— Start of RECORDS FOR THE TASK —

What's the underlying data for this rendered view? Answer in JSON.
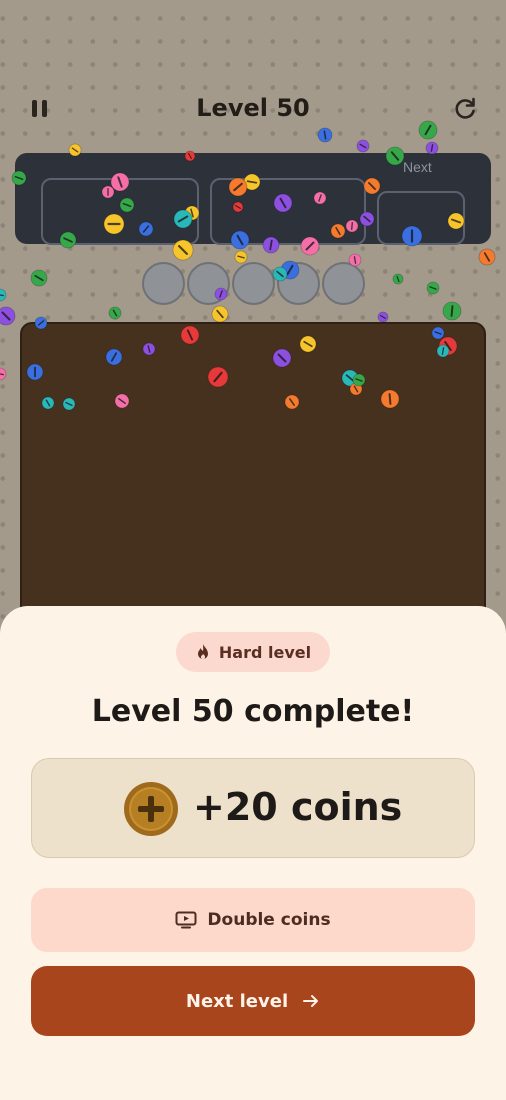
{
  "header": {
    "title": "Level 50",
    "pause_icon": "pause-icon",
    "restart_icon": "restart-icon"
  },
  "tray": {
    "next_label": "Next"
  },
  "result": {
    "badge_icon": "fire-icon",
    "badge_label": "Hard level",
    "title": "Level 50 complete!",
    "coin_icon": "plus-coin-icon",
    "reward": "+20 coins",
    "double_icon": "tv-ad-icon",
    "double_label": "Double coins",
    "next_label": "Next level",
    "next_icon": "arrow-right-icon"
  },
  "colors": {
    "background": "#a39a8c",
    "tray": "#2d323a",
    "board": "#46311f",
    "sheet": "#fdf3e6",
    "primary_button": "#a9451d",
    "secondary_button": "#fcd9cb",
    "screw_colors": [
      "#e63a3a",
      "#f7c52b",
      "#3b6fe0",
      "#8c4fe0",
      "#f46fa8",
      "#f47a2e",
      "#2ab7b7",
      "#37a84a"
    ]
  }
}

— End of RECORDS FOR THE TASK —

● REQUEST: Any pictures should be dropped; transcribe the rest of the records above exactly.

● TASK RESULT:
What's the underlying data for this rendered view? Answer in JSON.
{
  "header": {
    "title": "Level 50",
    "pause_icon": "pause-icon",
    "restart_icon": "restart-icon"
  },
  "tray": {
    "next_label": "Next"
  },
  "result": {
    "badge_icon": "fire-icon",
    "badge_label": "Hard level",
    "title": "Level 50 complete!",
    "coin_icon": "plus-coin-icon",
    "reward": "+20 coins",
    "double_icon": "tv-ad-icon",
    "double_label": "Double coins",
    "next_label": "Next level",
    "next_icon": "arrow-right-icon"
  },
  "colors": {
    "background": "#a39a8c",
    "tray": "#2d323a",
    "board": "#46311f",
    "sheet": "#fdf3e6",
    "primary_button": "#a9451d",
    "secondary_button": "#fcd9cb",
    "screw_colors": [
      "#e63a3a",
      "#f7c52b",
      "#3b6fe0",
      "#8c4fe0",
      "#f46fa8",
      "#f47a2e",
      "#2ab7b7",
      "#37a84a"
    ]
  }
}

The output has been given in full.